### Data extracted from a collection
++++++++++++++++++++

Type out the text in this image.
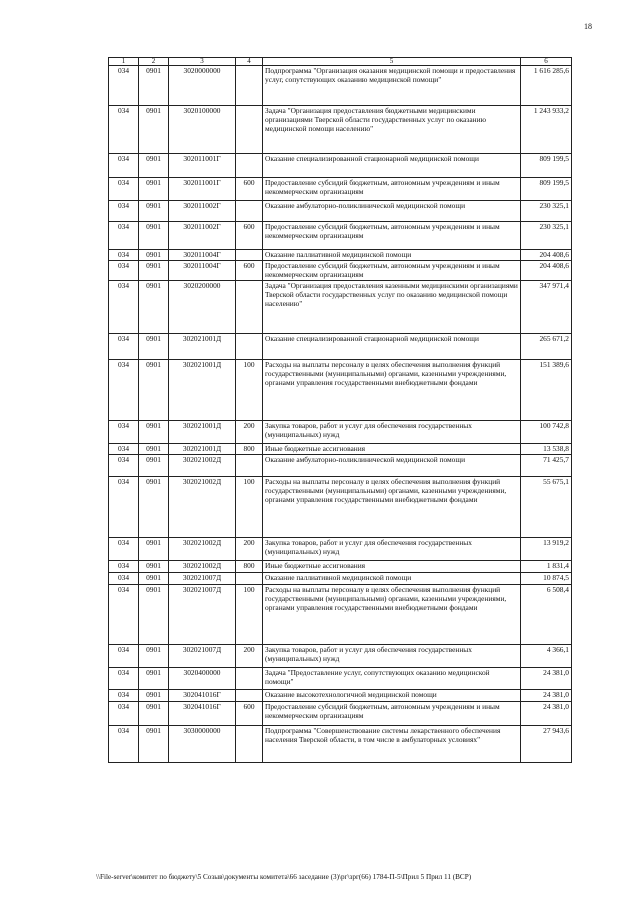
18
1	2	3	4	5	6
034	0901	3020000000		Подпрограмма "Организация оказания медицинской помощи и предоставления услуг, сопутствующих оказанию медицинской помощи"	1 616 285,6
034	0901	3020100000		Задача "Организация предоставления бюджетными медицинскими организациями Тверской области государственных услуг по оказанию медицинской помощи населению"	1 243 933,2
034	0901	302011001Г		Оказание специализированной стационарной медицинской помощи	809 199,5
034	0901	302011001Г	600	Предоставление субсидий бюджетным, автономным учреждениям и иным некоммерческим организациям	809 199,5
034	0901	302011002Г		Оказание амбулаторно-поликлинической медицинской помощи	230 325,1
034	0901	302011002Г	600	Предоставление субсидий бюджетным, автономным учреждениям и иным некоммерческим организациям	230 325,1
034	0901	302011004Г		Оказание паллиативной медицинской помощи	204 408,6
034	0901	302011004Г	600	Предоставление субсидий бюджетным, автономным учреждениям и иным некоммерческим организациям	204 408,6
034	0901	3020200000		Задача "Организация предоставления казенными медицинскими организациями Тверской области государственных услуг по оказанию медицинской помощи населению"	347 971,4
034	0901	302021001Д		Оказание специализированной стационарной медицинской помощи	265 671,2
034	0901	302021001Д	100	Расходы на выплаты персоналу в целях обеспечения выполнения функций государственными (муниципальными) органами, казенными учреждениями, органами управления государственными внебюджетными фондами	151 389,6
034	0901	302021001Д	200	Закупка товаров, работ и услуг для обеспечения государственных (муниципальных) нужд	100 742,8
034	0901	302021001Д	800	Иные бюджетные ассигнования	13 538,8
034	0901	302021002Д		Оказание амбулаторно-поликлинической медицинской помощи	71 425,7
034	0901	302021002Д	100	Расходы на выплаты персоналу в целях обеспечения выполнения функций государственными (муниципальными) органами, казенными учреждениями, органами управления государственными внебюджетными фондами	55 675,1
034	0901	302021002Д	200	Закупка товаров, работ и услуг для обеспечения государственных (муниципальных) нужд	13 919,2
034	0901	302021002Д	800	Иные бюджетные ассигнования	1 831,4
034	0901	302021007Д		Оказание паллиативной медицинской помощи	10 874,5
034	0901	302021007Д	100	Расходы на выплаты персоналу в целях обеспечения выполнения функций государственными (муниципальными) органами, казенными учреждениями, органами управления государственными внебюджетными фондами	6 508,4
034	0901	302021007Д	200	Закупка товаров, работ и услуг для обеспечения государственных (муниципальных) нужд	4 366,1
034	0901	3020400000		Задача "Предоставление услуг, сопутствующих оказанию медицинской помощи"	24 381,0
034	0901	302041016Г		Оказание высокотехнологичной медицинской помощи	24 381,0
034	0901	302041016Г	600	Предоставление субсидий бюджетным, автономным учреждениям и иным некоммерческим организациям	24 381,0
034	0901	3030000000		Подпрограмма "Совершенствование системы лекарственного обеспечения населения Тверской области, в том числе в амбулаторных условиях"	27 943,6
\\File-server\комитет по бюджету\5 Созыв\документы комитета\66 заседание (3)\рг\зрг(66) 1784-П-5\Прил 5 Прил 11 (ВСР)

++++++++++++++++++++

Look through the material and copy each line that has "населению".

### Result of this task
034	0901	3020100000		Задача "Организация предоставления бюджетными медицинскими организациями Тверской области государственных услуг по оказанию медицинской помощи населению"	1 243 933,2
034	0901	3020200000		Задача "Организация предоставления казенными медицинскими организациями Тверской области государственных услуг по оказанию медицинской помощи населению"	347 971,4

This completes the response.